## Task brief
Can the data below be set down again exactly, line for line?

## Supplied information

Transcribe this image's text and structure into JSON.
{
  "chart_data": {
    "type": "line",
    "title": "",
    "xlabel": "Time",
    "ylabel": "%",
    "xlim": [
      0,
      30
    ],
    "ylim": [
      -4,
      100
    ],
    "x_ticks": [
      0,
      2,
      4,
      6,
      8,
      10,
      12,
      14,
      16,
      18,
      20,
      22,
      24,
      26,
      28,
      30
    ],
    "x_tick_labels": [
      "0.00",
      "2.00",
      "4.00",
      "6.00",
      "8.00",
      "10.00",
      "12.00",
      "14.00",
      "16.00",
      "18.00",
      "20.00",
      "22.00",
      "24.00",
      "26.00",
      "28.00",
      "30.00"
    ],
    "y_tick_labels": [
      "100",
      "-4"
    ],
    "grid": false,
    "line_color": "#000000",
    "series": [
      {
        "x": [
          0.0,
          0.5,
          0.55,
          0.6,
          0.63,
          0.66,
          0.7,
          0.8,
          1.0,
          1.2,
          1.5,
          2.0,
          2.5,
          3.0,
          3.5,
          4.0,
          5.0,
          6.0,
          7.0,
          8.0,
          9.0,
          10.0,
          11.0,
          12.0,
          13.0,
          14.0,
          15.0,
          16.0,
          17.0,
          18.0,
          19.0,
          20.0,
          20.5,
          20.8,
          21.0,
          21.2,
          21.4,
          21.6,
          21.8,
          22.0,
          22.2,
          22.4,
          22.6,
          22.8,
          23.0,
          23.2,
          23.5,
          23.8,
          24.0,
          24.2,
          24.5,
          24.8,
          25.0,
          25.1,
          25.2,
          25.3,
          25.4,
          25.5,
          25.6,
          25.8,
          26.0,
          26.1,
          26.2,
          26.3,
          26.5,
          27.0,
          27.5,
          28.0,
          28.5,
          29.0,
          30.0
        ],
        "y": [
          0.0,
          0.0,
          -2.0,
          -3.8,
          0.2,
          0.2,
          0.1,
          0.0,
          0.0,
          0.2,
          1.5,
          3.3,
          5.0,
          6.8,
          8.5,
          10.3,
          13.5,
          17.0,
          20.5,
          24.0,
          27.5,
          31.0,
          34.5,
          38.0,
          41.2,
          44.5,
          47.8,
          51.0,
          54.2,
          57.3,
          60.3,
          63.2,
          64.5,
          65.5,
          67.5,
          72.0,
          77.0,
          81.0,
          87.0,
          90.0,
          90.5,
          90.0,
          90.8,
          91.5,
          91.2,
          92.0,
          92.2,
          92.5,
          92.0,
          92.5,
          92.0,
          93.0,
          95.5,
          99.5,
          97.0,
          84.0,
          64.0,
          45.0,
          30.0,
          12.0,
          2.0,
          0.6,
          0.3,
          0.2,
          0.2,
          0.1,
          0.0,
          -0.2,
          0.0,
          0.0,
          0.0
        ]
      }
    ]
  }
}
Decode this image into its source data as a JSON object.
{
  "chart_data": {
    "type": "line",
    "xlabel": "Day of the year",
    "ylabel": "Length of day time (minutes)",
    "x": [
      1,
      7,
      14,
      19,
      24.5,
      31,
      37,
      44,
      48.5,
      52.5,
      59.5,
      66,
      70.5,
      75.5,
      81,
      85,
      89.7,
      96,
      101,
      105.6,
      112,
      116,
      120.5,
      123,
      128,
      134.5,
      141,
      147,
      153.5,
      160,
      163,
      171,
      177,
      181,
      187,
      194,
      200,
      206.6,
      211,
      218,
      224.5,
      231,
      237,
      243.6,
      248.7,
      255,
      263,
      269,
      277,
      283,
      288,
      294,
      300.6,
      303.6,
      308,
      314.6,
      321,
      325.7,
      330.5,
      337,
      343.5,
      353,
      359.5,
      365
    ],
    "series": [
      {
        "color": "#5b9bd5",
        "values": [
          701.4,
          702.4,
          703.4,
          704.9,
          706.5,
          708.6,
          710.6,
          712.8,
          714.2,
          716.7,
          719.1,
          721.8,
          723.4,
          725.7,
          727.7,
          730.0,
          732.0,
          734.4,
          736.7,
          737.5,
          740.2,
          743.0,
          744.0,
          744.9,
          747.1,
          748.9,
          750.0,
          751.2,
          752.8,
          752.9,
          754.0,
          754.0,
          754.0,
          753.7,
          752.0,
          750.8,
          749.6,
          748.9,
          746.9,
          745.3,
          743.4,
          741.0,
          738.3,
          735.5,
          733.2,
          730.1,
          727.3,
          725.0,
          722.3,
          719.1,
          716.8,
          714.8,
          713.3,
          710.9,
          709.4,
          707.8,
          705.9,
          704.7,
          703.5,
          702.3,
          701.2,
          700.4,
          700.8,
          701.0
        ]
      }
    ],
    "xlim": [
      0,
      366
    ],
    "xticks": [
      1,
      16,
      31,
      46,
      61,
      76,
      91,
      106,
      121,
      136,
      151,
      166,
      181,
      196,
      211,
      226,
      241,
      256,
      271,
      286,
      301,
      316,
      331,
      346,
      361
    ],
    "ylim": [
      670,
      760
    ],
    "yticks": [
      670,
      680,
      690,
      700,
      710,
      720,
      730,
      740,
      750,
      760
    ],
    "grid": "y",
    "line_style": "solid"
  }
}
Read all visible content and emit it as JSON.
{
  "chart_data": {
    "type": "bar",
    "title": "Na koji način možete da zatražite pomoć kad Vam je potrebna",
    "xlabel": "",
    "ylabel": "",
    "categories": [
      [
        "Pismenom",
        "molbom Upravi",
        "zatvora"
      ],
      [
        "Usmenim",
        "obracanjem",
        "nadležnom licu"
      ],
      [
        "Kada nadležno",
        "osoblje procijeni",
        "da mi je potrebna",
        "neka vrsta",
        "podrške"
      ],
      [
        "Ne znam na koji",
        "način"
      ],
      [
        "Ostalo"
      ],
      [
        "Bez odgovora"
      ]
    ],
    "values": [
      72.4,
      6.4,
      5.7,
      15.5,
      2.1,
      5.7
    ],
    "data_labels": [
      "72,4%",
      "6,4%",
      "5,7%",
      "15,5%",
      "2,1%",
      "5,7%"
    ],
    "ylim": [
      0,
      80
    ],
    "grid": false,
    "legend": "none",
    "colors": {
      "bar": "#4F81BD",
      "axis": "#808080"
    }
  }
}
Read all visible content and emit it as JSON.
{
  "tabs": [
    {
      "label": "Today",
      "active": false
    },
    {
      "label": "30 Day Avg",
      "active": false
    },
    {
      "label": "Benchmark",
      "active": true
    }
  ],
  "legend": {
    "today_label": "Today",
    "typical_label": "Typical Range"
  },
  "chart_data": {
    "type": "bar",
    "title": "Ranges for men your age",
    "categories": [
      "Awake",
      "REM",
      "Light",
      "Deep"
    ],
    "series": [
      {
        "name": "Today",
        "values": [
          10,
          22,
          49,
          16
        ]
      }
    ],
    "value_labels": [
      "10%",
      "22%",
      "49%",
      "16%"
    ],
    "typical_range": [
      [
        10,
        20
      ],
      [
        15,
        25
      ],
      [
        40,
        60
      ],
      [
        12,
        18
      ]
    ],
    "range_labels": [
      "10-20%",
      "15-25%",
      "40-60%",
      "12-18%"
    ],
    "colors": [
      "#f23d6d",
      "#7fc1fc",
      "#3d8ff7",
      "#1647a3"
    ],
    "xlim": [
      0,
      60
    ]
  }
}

## Finished task
Transcribe this image's text and structure into JSON.
{
  "chart_data": {
    "type": "line",
    "title": "",
    "xlabel": "Time",
    "ylabel": "%",
    "xlim": [
      0,
      30
    ],
    "ylim": [
      -4,
      100
    ],
    "x_ticks": [
      0,
      2,
      4,
      6,
      8,
      10,
      12,
      14,
      16,
      18,
      20,
      22,
      24,
      26,
      28,
      30
    ],
    "x_tick_labels": [
      "0.00",
      "2.00",
      "4.00",
      "6.00",
      "8.00",
      "10.00",
      "12.00",
      "14.00",
      "16.00",
      "18.00",
      "20.00",
      "22.00",
      "24.00",
      "26.00",
      "28.00",
      "30.00"
    ],
    "y_tick_labels": [
      "100",
      "-4"
    ],
    "grid": false,
    "line_color": "#000000",
    "series": [
      {
        "x": [
          0.0,
          0.5,
          0.55,
          0.6,
          0.63,
          0.66,
          0.7,
          0.8,
          1.0,
          1.2,
          1.5,
          2.0,
          2.5,
          3.0,
          3.5,
          4.0,
          5.0,
          6.0,
          7.0,
          8.0,
          9.0,
          10.0,
          11.0,
          12.0,
          13.0,
          14.0,
          15.0,
          16.0,
          17.0,
          18.0,
          19.0,
          20.0,
          20.5,
          20.8,
          21.0,
          21.2,
          21.4,
          21.6,
          21.8,
          22.0,
          22.2,
          22.4,
          22.6,
          22.8,
          23.0,
          23.2,
          23.5,
          23.8,
          24.0,
          24.2,
          24.5,
          24.8,
          25.0,
          25.1,
          25.2,
          25.3,
          25.4,
          25.5,
          25.6,
          25.8,
          26.0,
          26.1,
          26.2,
          26.3,
          26.5,
          27.0,
          27.5,
          28.0,
          28.5,
          29.0,
          30.0
        ],
        "y": [
          0.0,
          0.0,
          -2.0,
          -3.8,
          0.2,
          0.2,
          0.1,
          0.0,
          0.0,
          0.2,
          1.5,
          3.3,
          5.0,
          6.8,
          8.5,
          10.3,
          13.5,
          17.0,
          20.5,
          24.0,
          27.5,
          31.0,
          34.5,
          38.0,
          41.2,
          44.5,
          47.8,
          51.0,
          54.2,
          57.3,
          60.3,
          63.2,
          64.5,
          65.5,
          67.5,
          72.0,
          77.0,
          81.0,
          87.0,
          90.0,
          90.5,
          90.0,
          90.8,
          91.5,
          91.2,
          92.0,
          92.2,
          92.5,
          92.0,
          92.5,
          92.0,
          93.0,
          95.5,
          99.5,
          97.0,
          84.0,
          64.0,
          45.0,
          30.0,
          12.0,
          2.0,
          0.6,
          0.3,
          0.2,
          0.2,
          0.1,
          0.0,
          -0.2,
          0.0,
          0.0,
          0.0
        ]
      }
    ]
  }
}
Decode this image into its source data as a JSON object.
{
  "chart_data": {
    "type": "line",
    "xlabel": "Day of the year",
    "ylabel": "Length of day time (minutes)",
    "x": [
      1,
      7,
      14,
      19,
      24.5,
      31,
      37,
      44,
      48.5,
      52.5,
      59.5,
      66,
      70.5,
      75.5,
      81,
      85,
      89.7,
      96,
      101,
      105.6,
      112,
      116,
      120.5,
      123,
      128,
      134.5,
      141,
      147,
      153.5,
      160,
      163,
      171,
      177,
      181,
      187,
      194,
      200,
      206.6,
      211,
      218,
      224.5,
      231,
      237,
      243.6,
      248.7,
      255,
      263,
      269,
      277,
      283,
      288,
      294,
      300.6,
      303.6,
      308,
      314.6,
      321,
      325.7,
      330.5,
      337,
      343.5,
      353,
      359.5,
      365
    ],
    "series": [
      {
        "color": "#5b9bd5",
        "values": [
          701.4,
          702.4,
          703.4,
          704.9,
          706.5,
          708.6,
          710.6,
          712.8,
          714.2,
          716.7,
          719.1,
          721.8,
          723.4,
          725.7,
          727.7,
          730.0,
          732.0,
          734.4,
          736.7,
          737.5,
          740.2,
          743.0,
          744.0,
          744.9,
          747.1,
          748.9,
          750.0,
          751.2,
          752.8,
          752.9,
          754.0,
          754.0,
          754.0,
          753.7,
          752.0,
          750.8,
          749.6,
          748.9,
          746.9,
          745.3,
          743.4,
          741.0,
          738.3,
          735.5,
          733.2,
          730.1,
          727.3,
          725.0,
          722.3,
          719.1,
          716.8,
          714.8,
          713.3,
          710.9,
          709.4,
          707.8,
          705.9,
          704.7,
          703.5,
          702.3,
          701.2,
          700.4,
          700.8,
          701.0
        ]
      }
    ],
    "xlim": [
      0,
      366
    ],
    "xticks": [
      1,
      16,
      31,
      46,
      61,
      76,
      91,
      106,
      121,
      136,
      151,
      166,
      181,
      196,
      211,
      226,
      241,
      256,
      271,
      286,
      301,
      316,
      331,
      346,
      361
    ],
    "ylim": [
      670,
      760
    ],
    "yticks": [
      670,
      680,
      690,
      700,
      710,
      720,
      730,
      740,
      750,
      760
    ],
    "grid": "y",
    "line_style": "solid"
  }
}
Read all visible content and emit it as JSON.
{
  "chart_data": {
    "type": "bar",
    "title": "Na koji način možete da zatražite pomoć kad Vam je potrebna",
    "xlabel": "",
    "ylabel": "",
    "categories": [
      [
        "Pismenom",
        "molbom Upravi",
        "zatvora"
      ],
      [
        "Usmenim",
        "obracanjem",
        "nadležnom licu"
      ],
      [
        "Kada nadležno",
        "osoblje procijeni",
        "da mi je potrebna",
        "neka vrsta",
        "podrške"
      ],
      [
        "Ne znam na koji",
        "način"
      ],
      [
        "Ostalo"
      ],
      [
        "Bez odgovora"
      ]
    ],
    "values": [
      72.4,
      6.4,
      5.7,
      15.5,
      2.1,
      5.7
    ],
    "data_labels": [
      "72,4%",
      "6,4%",
      "5,7%",
      "15,5%",
      "2,1%",
      "5,7%"
    ],
    "ylim": [
      0,
      80
    ],
    "grid": false,
    "legend": "none",
    "colors": {
      "bar": "#4F81BD",
      "axis": "#808080"
    }
  }
}
Read all visible content and emit it as JSON.
{
  "tabs": [
    {
      "label": "Today",
      "active": false
    },
    {
      "label": "30 Day Avg",
      "active": false
    },
    {
      "label": "Benchmark",
      "active": true
    }
  ],
  "legend": {
    "today_label": "Today",
    "typical_label": "Typical Range"
  },
  "chart_data": {
    "type": "bar",
    "title": "Ranges for men your age",
    "categories": [
      "Awake",
      "REM",
      "Light",
      "Deep"
    ],
    "series": [
      {
        "name": "Today",
        "values": [
          10,
          22,
          49,
          16
        ]
      }
    ],
    "value_labels": [
      "10%",
      "22%",
      "49%",
      "16%"
    ],
    "typical_range": [
      [
        10,
        20
      ],
      [
        15,
        25
      ],
      [
        40,
        60
      ],
      [
        12,
        18
      ]
    ],
    "range_labels": [
      "10-20%",
      "15-25%",
      "40-60%",
      "12-18%"
    ],
    "colors": [
      "#f23d6d",
      "#7fc1fc",
      "#3d8ff7",
      "#1647a3"
    ],
    "xlim": [
      0,
      60
    ]
  }
}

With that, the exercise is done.